# Exercise goal:
Please pull out everything from the start of the rows down to the line containing "signature-position: [Your Position]: [49, 637, 145, 655]", that line included, and reproduce those lines unchanged.

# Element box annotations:
┌──

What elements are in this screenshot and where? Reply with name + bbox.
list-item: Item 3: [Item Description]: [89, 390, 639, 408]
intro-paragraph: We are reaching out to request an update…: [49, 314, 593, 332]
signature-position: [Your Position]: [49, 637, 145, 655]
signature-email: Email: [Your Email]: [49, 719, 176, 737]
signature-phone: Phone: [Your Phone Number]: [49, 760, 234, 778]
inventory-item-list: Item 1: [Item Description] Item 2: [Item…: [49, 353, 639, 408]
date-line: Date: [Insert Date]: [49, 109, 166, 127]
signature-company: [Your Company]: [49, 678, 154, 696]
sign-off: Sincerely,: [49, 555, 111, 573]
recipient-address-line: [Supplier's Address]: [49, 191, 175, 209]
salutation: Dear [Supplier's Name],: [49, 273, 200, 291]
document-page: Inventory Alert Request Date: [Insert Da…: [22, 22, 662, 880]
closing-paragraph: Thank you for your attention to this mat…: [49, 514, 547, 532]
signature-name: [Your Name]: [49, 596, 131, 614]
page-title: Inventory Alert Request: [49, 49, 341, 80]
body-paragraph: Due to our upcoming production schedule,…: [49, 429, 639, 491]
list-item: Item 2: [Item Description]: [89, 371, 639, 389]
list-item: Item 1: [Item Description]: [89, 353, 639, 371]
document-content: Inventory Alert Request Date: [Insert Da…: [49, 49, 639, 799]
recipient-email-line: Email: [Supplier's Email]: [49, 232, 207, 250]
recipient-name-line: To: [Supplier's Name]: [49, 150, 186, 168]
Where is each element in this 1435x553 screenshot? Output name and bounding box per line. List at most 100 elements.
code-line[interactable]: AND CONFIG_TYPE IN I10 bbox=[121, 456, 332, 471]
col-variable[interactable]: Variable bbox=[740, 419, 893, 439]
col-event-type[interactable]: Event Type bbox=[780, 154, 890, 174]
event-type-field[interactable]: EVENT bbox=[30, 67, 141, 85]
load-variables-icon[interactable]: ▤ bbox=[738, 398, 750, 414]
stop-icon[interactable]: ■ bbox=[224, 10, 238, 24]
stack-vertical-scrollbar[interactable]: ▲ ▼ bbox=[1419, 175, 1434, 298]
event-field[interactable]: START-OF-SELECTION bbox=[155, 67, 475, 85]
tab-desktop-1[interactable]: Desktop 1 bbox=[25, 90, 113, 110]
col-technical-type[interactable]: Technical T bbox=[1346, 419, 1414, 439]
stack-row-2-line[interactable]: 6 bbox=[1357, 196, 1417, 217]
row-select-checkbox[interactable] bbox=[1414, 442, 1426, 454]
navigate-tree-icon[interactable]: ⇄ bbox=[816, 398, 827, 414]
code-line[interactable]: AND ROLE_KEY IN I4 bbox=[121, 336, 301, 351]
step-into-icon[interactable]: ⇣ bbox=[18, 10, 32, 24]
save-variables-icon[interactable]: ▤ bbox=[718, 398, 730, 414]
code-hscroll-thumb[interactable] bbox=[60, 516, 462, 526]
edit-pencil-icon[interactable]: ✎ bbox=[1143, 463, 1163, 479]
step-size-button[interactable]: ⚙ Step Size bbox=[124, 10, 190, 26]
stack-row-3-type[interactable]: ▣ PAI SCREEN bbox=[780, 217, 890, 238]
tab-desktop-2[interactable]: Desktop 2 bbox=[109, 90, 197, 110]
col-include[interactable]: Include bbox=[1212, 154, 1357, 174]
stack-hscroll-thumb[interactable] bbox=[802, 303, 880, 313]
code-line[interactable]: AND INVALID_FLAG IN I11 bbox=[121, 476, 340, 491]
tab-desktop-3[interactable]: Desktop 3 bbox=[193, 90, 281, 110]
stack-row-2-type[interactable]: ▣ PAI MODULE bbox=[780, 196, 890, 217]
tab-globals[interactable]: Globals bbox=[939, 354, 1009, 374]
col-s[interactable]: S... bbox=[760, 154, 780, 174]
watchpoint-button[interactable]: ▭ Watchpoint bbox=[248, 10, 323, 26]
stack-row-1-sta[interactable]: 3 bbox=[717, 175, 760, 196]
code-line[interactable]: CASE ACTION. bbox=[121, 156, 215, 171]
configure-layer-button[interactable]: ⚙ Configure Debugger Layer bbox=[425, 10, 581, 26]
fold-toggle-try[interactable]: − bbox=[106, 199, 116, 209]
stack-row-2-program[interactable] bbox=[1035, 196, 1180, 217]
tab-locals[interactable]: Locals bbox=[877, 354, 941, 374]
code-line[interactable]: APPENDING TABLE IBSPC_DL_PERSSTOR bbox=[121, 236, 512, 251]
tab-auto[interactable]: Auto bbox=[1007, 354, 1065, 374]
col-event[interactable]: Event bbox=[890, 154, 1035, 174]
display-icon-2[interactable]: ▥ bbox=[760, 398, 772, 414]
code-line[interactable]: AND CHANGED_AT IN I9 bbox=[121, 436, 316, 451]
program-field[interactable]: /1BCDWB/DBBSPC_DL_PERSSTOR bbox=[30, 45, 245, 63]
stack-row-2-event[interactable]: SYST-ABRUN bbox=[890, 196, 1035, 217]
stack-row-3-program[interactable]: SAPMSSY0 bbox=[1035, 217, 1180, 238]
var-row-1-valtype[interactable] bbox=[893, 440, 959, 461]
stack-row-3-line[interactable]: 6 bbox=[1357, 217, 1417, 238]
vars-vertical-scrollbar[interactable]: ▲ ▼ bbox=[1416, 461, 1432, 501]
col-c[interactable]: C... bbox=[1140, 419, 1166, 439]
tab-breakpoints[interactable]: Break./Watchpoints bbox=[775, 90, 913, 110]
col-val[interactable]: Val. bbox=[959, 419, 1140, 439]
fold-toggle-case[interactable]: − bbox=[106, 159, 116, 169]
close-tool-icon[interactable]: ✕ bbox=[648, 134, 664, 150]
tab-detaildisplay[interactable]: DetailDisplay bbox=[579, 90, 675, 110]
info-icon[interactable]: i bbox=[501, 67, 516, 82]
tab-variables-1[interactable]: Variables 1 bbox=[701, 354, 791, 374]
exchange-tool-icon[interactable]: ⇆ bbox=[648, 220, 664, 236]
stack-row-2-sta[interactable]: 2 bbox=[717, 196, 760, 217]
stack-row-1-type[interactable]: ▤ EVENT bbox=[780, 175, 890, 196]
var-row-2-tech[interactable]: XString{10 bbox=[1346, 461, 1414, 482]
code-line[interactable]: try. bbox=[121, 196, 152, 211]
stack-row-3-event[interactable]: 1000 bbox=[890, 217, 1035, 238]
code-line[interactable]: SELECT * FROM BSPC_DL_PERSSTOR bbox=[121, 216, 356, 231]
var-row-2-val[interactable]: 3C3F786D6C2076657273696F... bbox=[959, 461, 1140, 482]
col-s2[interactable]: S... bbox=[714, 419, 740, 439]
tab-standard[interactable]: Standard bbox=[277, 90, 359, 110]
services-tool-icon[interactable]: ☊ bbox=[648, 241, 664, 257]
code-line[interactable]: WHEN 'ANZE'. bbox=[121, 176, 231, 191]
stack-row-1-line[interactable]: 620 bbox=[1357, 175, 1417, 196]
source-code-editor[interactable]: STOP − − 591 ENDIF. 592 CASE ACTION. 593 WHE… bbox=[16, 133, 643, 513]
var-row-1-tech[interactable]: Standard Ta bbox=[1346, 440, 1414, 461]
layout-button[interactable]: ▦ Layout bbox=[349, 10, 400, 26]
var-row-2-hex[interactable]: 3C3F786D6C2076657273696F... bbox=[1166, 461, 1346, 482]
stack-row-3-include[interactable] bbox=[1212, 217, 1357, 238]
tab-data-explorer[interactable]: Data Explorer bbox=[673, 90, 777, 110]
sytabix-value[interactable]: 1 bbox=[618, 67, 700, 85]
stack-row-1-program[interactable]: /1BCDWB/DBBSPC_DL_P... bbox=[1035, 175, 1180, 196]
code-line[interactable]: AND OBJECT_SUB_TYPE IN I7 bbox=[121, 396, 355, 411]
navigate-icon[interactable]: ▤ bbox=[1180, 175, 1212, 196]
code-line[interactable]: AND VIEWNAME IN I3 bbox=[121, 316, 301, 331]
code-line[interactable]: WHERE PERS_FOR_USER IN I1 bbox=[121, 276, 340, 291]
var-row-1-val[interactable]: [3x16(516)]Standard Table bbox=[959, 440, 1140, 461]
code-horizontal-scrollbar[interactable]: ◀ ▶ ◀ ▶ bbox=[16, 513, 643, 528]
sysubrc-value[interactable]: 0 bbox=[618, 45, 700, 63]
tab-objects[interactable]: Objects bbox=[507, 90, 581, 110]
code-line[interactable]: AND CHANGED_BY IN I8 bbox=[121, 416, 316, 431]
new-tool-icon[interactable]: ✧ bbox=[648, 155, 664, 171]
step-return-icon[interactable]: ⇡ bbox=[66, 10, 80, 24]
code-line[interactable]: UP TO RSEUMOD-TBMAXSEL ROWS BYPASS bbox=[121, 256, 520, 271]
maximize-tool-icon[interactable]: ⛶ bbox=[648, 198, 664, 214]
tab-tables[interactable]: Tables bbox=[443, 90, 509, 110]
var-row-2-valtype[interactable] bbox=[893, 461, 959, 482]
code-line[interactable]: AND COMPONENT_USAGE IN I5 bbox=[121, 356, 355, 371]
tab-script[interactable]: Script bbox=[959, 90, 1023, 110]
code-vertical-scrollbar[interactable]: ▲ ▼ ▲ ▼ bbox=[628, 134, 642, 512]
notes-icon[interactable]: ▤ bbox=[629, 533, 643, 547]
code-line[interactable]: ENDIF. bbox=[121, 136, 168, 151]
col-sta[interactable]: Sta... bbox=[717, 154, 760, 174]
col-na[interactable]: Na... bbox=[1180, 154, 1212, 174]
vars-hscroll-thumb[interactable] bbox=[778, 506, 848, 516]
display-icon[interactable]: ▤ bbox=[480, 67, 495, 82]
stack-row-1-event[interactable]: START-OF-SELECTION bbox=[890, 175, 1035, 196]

└──

# Exercise solution:
What elements are in this screenshot and where? Reply with name + bbox.
list-item: Item 3: [Item Description]: [89, 390, 639, 408]
intro-paragraph: We are reaching out to request an update…: [49, 314, 593, 332]
signature-position: [Your Position]: [49, 637, 145, 655]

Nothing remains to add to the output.